-- START OF Given records --

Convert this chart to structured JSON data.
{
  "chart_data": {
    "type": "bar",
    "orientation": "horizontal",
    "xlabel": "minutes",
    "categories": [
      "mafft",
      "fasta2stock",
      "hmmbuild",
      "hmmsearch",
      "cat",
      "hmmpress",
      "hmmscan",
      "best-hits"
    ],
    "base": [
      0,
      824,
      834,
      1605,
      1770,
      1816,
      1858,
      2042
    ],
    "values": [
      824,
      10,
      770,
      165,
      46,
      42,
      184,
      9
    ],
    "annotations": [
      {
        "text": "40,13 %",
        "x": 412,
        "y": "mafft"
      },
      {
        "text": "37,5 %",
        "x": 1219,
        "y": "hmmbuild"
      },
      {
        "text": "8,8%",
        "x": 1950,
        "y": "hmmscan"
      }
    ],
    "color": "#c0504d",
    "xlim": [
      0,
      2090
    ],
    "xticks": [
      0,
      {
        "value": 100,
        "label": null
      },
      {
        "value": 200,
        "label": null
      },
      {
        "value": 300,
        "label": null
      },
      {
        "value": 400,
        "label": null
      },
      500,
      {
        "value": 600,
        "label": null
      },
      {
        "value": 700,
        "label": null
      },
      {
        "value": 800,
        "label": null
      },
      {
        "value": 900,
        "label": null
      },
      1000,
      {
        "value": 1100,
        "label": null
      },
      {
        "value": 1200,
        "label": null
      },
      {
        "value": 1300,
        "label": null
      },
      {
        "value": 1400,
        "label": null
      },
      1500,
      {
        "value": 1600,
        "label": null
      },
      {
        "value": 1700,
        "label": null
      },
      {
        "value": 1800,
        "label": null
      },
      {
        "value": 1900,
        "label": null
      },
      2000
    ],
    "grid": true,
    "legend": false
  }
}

-- END OF Given records --

→ What needs to be done
Restate the listing in full, word for word.

→ Final result
Convert this chart to structured JSON data.
{
  "chart_data": {
    "type": "bar",
    "orientation": "horizontal",
    "xlabel": "minutes",
    "categories": [
      "mafft",
      "fasta2stock",
      "hmmbuild",
      "hmmsearch",
      "cat",
      "hmmpress",
      "hmmscan",
      "best-hits"
    ],
    "base": [
      0,
      824,
      834,
      1605,
      1770,
      1816,
      1858,
      2042
    ],
    "values": [
      824,
      10,
      770,
      165,
      46,
      42,
      184,
      9
    ],
    "annotations": [
      {
        "text": "40,13 %",
        "x": 412,
        "y": "mafft"
      },
      {
        "text": "37,5 %",
        "x": 1219,
        "y": "hmmbuild"
      },
      {
        "text": "8,8%",
        "x": 1950,
        "y": "hmmscan"
      }
    ],
    "color": "#c0504d",
    "xlim": [
      0,
      2090
    ],
    "xticks": [
      0,
      {
        "value": 100,
        "label": null
      },
      {
        "value": 200,
        "label": null
      },
      {
        "value": 300,
        "label": null
      },
      {
        "value": 400,
        "label": null
      },
      500,
      {
        "value": 600,
        "label": null
      },
      {
        "value": 700,
        "label": null
      },
      {
        "value": 800,
        "label": null
      },
      {
        "value": 900,
        "label": null
      },
      1000,
      {
        "value": 1100,
        "label": null
      },
      {
        "value": 1200,
        "label": null
      },
      {
        "value": 1300,
        "label": null
      },
      {
        "value": 1400,
        "label": null
      },
      1500,
      {
        "value": 1600,
        "label": null
      },
      {
        "value": 1700,
        "label": null
      },
      {
        "value": 1800,
        "label": null
      },
      {
        "value": 1900,
        "label": null
      },
      2000
    ],
    "grid": true,
    "legend": false
  }
}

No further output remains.